• **DATASET RECORDS**:
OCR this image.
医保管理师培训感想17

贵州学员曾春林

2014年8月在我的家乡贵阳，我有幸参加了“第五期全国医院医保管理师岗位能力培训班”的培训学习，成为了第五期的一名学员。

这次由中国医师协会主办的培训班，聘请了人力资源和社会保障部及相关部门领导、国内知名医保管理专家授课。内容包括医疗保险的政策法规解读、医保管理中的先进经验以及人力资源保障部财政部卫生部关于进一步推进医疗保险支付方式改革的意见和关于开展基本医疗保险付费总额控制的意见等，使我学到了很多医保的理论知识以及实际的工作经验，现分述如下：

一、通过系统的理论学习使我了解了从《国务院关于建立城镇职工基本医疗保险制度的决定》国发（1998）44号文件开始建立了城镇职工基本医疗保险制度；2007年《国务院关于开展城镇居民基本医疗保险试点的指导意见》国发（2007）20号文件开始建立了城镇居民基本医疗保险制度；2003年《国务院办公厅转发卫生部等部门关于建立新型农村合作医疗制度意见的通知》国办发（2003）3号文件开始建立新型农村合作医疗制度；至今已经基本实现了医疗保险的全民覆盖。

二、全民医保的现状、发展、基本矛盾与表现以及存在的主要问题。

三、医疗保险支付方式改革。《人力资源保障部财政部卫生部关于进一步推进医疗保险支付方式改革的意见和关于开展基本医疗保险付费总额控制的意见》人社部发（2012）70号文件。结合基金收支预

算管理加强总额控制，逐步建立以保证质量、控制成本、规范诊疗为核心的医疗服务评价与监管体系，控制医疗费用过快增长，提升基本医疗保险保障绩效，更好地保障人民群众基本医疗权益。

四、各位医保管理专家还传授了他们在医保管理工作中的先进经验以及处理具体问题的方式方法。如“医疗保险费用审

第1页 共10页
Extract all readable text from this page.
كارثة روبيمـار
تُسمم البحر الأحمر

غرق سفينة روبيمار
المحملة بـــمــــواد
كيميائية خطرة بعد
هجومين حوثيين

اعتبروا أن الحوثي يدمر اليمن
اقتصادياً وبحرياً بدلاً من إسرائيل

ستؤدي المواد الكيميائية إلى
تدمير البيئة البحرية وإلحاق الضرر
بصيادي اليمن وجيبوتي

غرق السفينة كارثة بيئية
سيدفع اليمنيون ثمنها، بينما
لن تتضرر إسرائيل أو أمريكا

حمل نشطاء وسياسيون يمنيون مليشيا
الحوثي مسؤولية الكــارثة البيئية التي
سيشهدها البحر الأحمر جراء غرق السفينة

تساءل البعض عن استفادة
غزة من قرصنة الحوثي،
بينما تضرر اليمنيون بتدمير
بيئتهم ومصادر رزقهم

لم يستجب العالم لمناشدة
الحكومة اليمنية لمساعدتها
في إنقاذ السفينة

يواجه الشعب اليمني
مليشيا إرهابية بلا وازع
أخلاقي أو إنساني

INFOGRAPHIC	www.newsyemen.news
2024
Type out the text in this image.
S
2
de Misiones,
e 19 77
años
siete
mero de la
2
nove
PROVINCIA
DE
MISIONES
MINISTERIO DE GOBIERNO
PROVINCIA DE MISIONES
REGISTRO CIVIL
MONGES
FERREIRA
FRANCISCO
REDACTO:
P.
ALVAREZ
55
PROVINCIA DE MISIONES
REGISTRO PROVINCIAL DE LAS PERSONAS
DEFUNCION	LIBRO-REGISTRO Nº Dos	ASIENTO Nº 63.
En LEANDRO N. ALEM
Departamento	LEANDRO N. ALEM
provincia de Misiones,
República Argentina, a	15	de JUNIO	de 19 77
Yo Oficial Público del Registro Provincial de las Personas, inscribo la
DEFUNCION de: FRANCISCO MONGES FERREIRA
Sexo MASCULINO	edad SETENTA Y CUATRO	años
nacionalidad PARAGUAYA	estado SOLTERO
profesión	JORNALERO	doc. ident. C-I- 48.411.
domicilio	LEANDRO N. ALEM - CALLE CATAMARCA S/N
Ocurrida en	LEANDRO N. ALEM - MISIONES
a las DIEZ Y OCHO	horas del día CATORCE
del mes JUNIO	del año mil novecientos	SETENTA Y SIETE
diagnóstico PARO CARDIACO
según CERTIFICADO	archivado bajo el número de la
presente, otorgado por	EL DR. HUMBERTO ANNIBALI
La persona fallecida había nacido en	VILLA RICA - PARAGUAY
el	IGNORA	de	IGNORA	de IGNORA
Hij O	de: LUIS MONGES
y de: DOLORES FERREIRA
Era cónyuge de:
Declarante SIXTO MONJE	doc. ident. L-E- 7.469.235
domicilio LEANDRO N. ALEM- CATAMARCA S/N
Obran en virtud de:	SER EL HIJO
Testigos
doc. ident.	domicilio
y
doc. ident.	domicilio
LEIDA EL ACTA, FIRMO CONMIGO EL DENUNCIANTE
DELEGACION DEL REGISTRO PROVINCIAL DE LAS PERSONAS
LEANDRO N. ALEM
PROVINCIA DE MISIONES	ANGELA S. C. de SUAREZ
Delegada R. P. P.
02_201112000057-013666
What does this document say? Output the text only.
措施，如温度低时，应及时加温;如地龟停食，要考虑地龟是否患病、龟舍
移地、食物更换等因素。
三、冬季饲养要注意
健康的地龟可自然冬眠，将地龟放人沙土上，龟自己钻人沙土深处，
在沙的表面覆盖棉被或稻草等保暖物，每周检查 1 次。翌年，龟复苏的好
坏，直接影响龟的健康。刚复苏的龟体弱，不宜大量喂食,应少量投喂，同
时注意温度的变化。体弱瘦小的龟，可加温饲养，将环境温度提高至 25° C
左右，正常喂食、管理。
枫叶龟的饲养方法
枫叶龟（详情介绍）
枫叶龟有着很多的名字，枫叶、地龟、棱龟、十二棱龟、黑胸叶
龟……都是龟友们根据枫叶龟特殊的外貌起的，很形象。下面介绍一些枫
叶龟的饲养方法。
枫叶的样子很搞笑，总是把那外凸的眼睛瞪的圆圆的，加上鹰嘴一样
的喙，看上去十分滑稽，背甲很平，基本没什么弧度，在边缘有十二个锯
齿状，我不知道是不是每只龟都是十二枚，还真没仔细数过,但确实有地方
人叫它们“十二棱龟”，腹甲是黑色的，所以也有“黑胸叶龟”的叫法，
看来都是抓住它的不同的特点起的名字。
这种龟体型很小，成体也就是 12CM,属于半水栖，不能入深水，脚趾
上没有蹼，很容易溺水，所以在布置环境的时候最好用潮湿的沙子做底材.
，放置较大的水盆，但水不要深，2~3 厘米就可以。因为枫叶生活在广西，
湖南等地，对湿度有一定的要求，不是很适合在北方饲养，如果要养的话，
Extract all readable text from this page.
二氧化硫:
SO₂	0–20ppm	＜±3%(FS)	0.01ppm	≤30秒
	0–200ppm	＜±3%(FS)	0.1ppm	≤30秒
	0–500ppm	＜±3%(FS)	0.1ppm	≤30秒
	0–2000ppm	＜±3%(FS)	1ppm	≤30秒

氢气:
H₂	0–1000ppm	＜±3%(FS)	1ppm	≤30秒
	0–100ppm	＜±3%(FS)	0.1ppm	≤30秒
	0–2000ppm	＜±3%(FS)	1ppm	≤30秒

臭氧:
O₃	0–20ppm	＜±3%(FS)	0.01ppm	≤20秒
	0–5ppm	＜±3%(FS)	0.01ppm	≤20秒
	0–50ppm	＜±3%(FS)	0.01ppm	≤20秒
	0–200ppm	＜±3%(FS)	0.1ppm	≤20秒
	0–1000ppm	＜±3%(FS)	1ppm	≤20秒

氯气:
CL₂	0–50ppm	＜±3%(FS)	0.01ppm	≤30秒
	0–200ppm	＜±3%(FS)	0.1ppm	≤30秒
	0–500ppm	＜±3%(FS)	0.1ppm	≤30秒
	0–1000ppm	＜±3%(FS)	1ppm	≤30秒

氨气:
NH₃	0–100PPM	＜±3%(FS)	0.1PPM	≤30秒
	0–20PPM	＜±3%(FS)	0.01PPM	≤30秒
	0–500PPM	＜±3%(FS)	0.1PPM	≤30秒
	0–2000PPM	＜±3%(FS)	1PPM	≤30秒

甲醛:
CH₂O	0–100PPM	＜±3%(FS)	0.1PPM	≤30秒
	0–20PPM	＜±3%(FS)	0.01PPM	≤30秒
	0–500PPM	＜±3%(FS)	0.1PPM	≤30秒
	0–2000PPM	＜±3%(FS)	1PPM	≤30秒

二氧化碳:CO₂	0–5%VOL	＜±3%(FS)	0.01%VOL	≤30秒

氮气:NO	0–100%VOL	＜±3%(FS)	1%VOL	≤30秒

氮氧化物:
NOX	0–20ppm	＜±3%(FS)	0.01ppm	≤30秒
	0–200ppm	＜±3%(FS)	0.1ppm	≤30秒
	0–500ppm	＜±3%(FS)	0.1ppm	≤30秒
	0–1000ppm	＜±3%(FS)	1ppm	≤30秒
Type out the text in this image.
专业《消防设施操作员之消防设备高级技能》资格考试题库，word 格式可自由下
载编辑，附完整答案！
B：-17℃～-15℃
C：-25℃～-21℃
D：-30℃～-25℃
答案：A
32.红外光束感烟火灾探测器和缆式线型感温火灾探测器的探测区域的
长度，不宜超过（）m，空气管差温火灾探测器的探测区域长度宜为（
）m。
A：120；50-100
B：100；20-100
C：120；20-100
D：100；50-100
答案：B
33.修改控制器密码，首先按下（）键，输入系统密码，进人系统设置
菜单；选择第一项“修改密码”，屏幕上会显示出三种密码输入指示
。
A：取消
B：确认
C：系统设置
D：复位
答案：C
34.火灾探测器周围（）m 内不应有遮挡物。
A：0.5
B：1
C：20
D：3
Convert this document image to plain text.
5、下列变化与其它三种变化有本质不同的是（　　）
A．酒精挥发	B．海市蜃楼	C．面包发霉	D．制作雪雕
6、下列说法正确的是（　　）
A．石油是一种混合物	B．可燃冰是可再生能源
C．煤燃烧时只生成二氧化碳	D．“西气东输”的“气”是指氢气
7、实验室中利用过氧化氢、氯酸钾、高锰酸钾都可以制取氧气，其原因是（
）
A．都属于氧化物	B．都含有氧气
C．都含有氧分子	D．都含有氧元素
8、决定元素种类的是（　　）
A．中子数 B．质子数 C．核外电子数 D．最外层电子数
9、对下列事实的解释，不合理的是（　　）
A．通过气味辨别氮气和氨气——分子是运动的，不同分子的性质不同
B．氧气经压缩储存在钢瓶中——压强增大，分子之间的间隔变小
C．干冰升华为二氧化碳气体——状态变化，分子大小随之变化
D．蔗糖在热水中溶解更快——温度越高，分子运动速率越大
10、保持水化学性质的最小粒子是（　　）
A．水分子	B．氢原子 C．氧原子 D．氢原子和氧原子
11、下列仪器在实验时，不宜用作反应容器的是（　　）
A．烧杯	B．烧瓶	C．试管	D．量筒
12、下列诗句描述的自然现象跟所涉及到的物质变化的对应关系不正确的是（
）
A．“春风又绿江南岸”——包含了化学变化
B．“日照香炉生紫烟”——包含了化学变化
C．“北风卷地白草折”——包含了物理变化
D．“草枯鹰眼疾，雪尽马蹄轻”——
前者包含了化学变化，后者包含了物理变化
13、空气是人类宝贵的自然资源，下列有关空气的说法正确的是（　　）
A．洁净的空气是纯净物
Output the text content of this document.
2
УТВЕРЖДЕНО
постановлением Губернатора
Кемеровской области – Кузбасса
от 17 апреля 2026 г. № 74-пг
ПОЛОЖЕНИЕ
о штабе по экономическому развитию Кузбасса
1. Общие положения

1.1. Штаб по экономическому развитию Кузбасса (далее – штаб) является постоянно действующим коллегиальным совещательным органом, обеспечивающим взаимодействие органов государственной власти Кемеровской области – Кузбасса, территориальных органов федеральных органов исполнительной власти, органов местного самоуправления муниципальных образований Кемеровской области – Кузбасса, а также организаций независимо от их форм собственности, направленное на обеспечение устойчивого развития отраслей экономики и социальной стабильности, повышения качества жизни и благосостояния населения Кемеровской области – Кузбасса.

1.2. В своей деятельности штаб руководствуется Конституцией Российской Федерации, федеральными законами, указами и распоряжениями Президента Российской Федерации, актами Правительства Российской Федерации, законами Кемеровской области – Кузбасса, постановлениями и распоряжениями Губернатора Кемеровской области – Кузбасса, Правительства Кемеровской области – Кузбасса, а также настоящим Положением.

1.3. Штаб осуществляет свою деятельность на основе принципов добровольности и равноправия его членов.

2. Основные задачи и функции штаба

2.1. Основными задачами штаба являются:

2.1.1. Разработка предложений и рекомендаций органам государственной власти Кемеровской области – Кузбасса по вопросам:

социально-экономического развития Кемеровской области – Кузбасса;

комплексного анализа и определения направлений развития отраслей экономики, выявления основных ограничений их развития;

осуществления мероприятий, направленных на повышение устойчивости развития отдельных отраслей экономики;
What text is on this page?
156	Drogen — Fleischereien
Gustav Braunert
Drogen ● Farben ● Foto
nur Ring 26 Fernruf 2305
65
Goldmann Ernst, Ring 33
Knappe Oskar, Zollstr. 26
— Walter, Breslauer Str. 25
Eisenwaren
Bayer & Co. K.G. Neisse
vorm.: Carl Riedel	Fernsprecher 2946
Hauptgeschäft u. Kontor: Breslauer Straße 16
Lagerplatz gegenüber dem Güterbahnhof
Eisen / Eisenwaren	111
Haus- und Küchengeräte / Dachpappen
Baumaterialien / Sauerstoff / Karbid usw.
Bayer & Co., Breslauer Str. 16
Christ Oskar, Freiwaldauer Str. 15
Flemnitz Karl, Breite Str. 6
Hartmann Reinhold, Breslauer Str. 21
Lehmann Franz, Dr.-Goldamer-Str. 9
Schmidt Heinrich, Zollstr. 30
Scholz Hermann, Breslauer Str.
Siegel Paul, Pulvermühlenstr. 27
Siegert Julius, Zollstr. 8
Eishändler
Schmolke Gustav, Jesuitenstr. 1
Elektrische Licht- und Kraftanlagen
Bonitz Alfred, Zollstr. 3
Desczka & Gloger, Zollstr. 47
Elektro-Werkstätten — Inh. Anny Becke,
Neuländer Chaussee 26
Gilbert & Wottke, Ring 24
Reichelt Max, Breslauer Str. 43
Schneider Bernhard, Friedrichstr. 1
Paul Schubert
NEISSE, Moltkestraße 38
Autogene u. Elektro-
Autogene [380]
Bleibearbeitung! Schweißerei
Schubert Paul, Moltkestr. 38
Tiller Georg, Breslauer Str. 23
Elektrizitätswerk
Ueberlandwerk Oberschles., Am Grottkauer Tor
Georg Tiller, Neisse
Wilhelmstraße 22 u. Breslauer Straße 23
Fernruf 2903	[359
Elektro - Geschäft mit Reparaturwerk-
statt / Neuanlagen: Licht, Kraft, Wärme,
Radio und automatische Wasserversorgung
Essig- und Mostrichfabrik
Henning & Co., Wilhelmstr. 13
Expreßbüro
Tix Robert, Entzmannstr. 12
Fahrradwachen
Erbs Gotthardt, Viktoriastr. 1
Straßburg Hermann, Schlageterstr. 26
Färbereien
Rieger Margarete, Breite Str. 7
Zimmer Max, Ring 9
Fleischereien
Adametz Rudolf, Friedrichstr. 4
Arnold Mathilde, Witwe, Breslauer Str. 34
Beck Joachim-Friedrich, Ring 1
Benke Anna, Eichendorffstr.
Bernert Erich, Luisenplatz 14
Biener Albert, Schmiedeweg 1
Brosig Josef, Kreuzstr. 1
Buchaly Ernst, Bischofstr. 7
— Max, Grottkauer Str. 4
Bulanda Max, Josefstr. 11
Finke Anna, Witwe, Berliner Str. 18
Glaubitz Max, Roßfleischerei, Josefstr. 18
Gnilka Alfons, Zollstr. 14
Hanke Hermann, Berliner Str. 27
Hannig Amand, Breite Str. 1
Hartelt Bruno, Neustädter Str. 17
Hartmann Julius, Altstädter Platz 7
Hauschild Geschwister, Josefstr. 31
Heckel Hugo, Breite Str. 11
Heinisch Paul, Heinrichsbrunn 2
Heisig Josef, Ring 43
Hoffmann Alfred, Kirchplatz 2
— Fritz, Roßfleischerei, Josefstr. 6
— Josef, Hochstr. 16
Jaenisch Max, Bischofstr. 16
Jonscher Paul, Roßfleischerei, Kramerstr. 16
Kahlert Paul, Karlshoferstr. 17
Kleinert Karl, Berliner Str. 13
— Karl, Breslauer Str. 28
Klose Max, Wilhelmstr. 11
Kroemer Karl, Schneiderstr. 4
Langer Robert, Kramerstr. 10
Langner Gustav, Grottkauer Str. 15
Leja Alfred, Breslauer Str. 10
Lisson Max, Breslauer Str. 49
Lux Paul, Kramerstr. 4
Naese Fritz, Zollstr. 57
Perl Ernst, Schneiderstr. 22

• **TASK DETAILS**: Give only the count of lines in which the string "إسرائيل" appears.

• **CORRECT RESPONSE**: 2